• [PROBLEM DETAILS]:
Scan the data beneath this task and copy each line that includes "bostadsrätter".
· · · ·
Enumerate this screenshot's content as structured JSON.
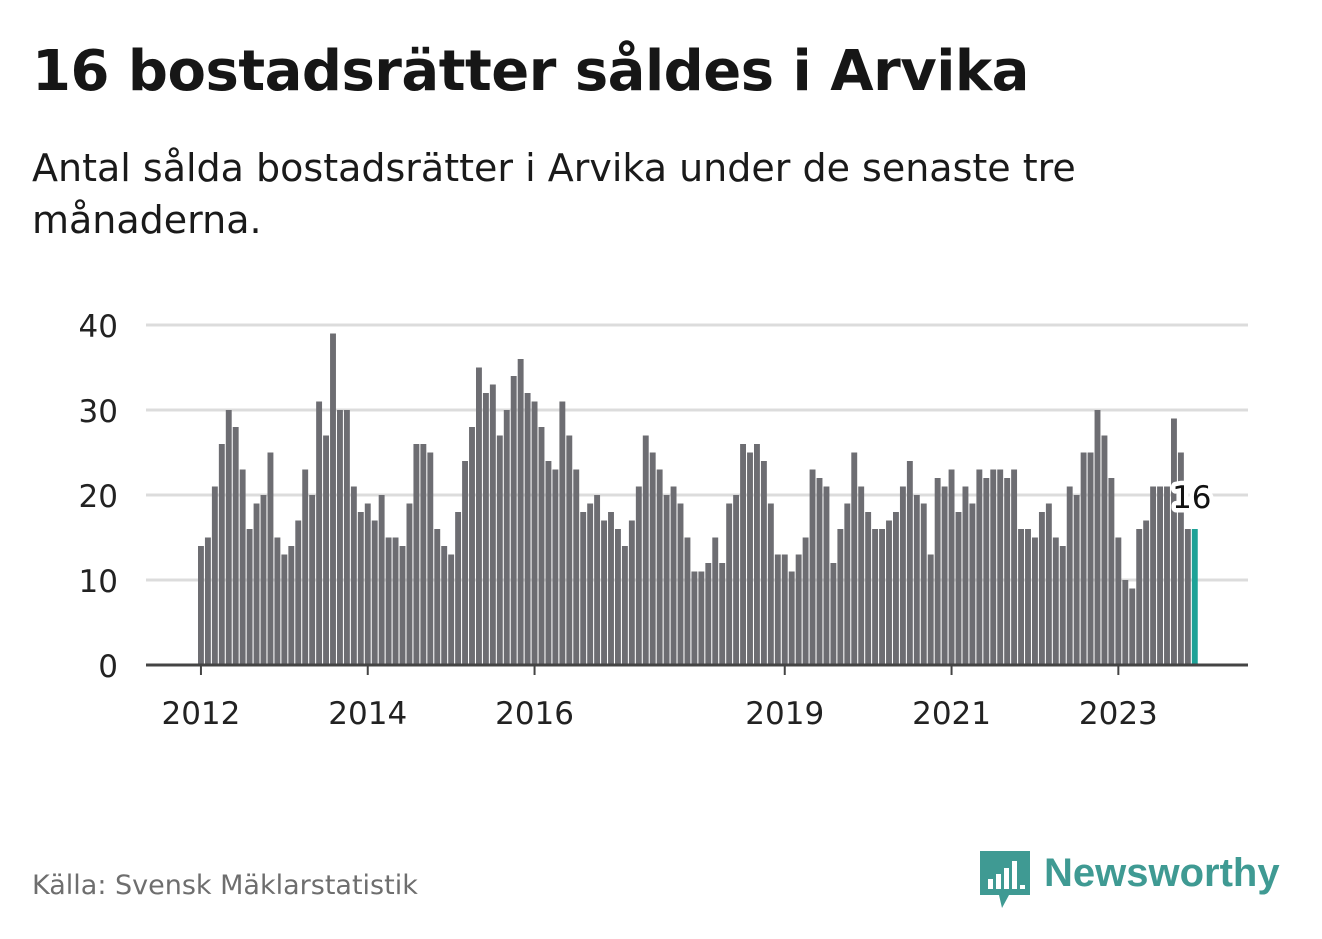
{
  "title": "16 bostadsrätter såldes i Arvika",
  "subtitle": "Antal sålda bostadsrätter i Arvika under de senaste tre månaderna.",
  "source": "Källa: Svensk Mäklarstatistik",
  "brand": {
    "name": "Newsworthy",
    "icon": "bar-chart-speech-bubble-icon",
    "color": "#3f9a93"
  },
  "colors": {
    "bar": "#6d6d72",
    "highlight": "#1ea297",
    "grid": "#dcdcdc",
    "axis": "#444444"
  },
  "chart_data": {
    "type": "bar",
    "grid": true,
    "ylim": [
      0,
      40
    ],
    "yticks": [
      "0",
      "10",
      "20",
      "30",
      "40"
    ],
    "xticks": [
      "2012",
      "2014",
      "2016",
      "2019",
      "2021",
      "2023"
    ],
    "start": "2012-01",
    "values": [
      14,
      15,
      21,
      26,
      30,
      28,
      23,
      16,
      19,
      20,
      25,
      15,
      13,
      14,
      17,
      23,
      20,
      31,
      27,
      39,
      30,
      30,
      21,
      18,
      19,
      17,
      20,
      15,
      15,
      14,
      19,
      26,
      26,
      25,
      16,
      14,
      13,
      18,
      24,
      28,
      35,
      32,
      33,
      27,
      30,
      34,
      36,
      32,
      31,
      28,
      24,
      23,
      31,
      27,
      23,
      18,
      19,
      20,
      17,
      18,
      16,
      14,
      17,
      21,
      27,
      25,
      23,
      20,
      21,
      19,
      15,
      11,
      11,
      12,
      15,
      12,
      19,
      20,
      26,
      25,
      26,
      24,
      19,
      13,
      13,
      11,
      13,
      15,
      23,
      22,
      21,
      12,
      16,
      19,
      25,
      21,
      18,
      16,
      16,
      17,
      18,
      21,
      24,
      20,
      19,
      13,
      22,
      21,
      23,
      18,
      21,
      19,
      23,
      22,
      23,
      23,
      22,
      23,
      16,
      16,
      15,
      18,
      19,
      15,
      14,
      21,
      20,
      25,
      25,
      30,
      27,
      22,
      15,
      10,
      9,
      16,
      17,
      21,
      21,
      21,
      29,
      25,
      16,
      16
    ],
    "highlight_label": "16"
  }
}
· · · ·
• [IN RESPONSE]:
  "title": "16 bostadsrätter såldes i Arvika",
  "subtitle": "Antal sålda bostadsrätter i Arvika under de senaste tre månaderna.",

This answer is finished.